▸ The request
Please print the material below line for line, with every character unchanged.

————————

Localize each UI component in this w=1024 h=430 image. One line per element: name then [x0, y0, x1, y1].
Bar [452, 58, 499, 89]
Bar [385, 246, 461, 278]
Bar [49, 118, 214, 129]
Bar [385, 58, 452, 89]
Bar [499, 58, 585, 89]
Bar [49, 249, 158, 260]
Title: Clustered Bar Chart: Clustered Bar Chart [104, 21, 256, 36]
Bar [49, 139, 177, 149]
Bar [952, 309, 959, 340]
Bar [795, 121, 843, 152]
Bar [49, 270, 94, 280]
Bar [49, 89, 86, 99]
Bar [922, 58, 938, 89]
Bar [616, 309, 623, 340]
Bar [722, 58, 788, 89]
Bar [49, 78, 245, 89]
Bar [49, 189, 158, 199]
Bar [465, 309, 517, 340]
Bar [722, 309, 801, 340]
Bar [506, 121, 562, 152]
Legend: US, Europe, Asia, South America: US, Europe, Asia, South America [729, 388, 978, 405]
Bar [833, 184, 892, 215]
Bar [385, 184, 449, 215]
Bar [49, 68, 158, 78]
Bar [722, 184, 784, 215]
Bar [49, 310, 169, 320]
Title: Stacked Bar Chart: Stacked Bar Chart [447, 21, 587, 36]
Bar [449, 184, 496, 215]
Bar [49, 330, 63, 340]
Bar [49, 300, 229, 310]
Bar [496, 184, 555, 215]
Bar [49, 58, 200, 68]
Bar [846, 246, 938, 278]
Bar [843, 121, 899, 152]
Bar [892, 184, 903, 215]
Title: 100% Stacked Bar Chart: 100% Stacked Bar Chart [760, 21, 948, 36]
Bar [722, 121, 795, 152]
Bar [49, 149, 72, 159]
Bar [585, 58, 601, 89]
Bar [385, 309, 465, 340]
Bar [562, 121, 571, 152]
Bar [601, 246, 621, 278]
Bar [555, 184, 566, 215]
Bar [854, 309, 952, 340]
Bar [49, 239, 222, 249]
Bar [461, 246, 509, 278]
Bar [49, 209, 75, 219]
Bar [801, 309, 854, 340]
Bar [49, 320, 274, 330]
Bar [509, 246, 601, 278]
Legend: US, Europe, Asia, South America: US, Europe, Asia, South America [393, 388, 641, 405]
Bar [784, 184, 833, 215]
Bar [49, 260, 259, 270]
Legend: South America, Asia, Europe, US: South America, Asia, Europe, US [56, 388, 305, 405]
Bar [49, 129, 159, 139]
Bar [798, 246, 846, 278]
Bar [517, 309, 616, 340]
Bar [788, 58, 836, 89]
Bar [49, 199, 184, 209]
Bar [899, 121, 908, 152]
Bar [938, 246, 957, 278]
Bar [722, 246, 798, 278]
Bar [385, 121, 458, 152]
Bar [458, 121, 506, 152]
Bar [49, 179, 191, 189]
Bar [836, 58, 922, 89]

————————

▸ Task output
Localize each UI component in this w=1024 h=430 image. One line per element: name then [x0, y0, x1, y1].
Bar [452, 58, 499, 89]
Bar [385, 246, 461, 278]
Bar [49, 118, 214, 129]
Bar [385, 58, 452, 89]
Bar [499, 58, 585, 89]
Bar [49, 249, 158, 260]
Title: Clustered Bar Chart: Clustered Bar Chart [104, 21, 256, 36]
Bar [49, 139, 177, 149]
Bar [952, 309, 959, 340]
Bar [795, 121, 843, 152]
Bar [49, 270, 94, 280]
Bar [49, 89, 86, 99]
Bar [922, 58, 938, 89]
Bar [616, 309, 623, 340]
Bar [722, 58, 788, 89]
Bar [49, 78, 245, 89]
Bar [49, 189, 158, 199]
Bar [465, 309, 517, 340]
Bar [722, 309, 801, 340]
Bar [506, 121, 562, 152]
Legend: US, Europe, Asia, South America: US, Europe, Asia, South America [729, 388, 978, 405]
Bar [833, 184, 892, 215]
Bar [385, 184, 449, 215]
Bar [49, 68, 158, 78]
Bar [722, 184, 784, 215]
Bar [49, 310, 169, 320]
Title: Stacked Bar Chart: Stacked Bar Chart [447, 21, 587, 36]
Bar [449, 184, 496, 215]
Bar [49, 330, 63, 340]
Bar [49, 300, 229, 310]
Bar [496, 184, 555, 215]
Bar [49, 58, 200, 68]
Bar [846, 246, 938, 278]
Bar [843, 121, 899, 152]
Bar [892, 184, 903, 215]
Title: 100% Stacked Bar Chart: 100% Stacked Bar Chart [760, 21, 948, 36]
Bar [722, 121, 795, 152]
Bar [49, 149, 72, 159]
Bar [585, 58, 601, 89]
Bar [385, 309, 465, 340]
Bar [562, 121, 571, 152]
Bar [601, 246, 621, 278]
Bar [555, 184, 566, 215]
Bar [854, 309, 952, 340]
Bar [49, 239, 222, 249]
Bar [461, 246, 509, 278]
Bar [49, 209, 75, 219]
Bar [801, 309, 854, 340]
Bar [49, 320, 274, 330]
Bar [509, 246, 601, 278]
Legend: US, Europe, Asia, South America: US, Europe, Asia, South America [393, 388, 641, 405]
Bar [784, 184, 833, 215]
Bar [49, 260, 259, 270]
Legend: South America, Asia, Europe, US: South America, Asia, Europe, US [56, 388, 305, 405]
Bar [49, 129, 159, 139]
Bar [798, 246, 846, 278]
Bar [517, 309, 616, 340]
Bar [788, 58, 836, 89]
Bar [49, 199, 184, 209]
Bar [899, 121, 908, 152]
Bar [938, 246, 957, 278]
Bar [722, 246, 798, 278]
Bar [385, 121, 458, 152]
Bar [458, 121, 506, 152]
Bar [49, 179, 191, 189]
Bar [836, 58, 922, 89]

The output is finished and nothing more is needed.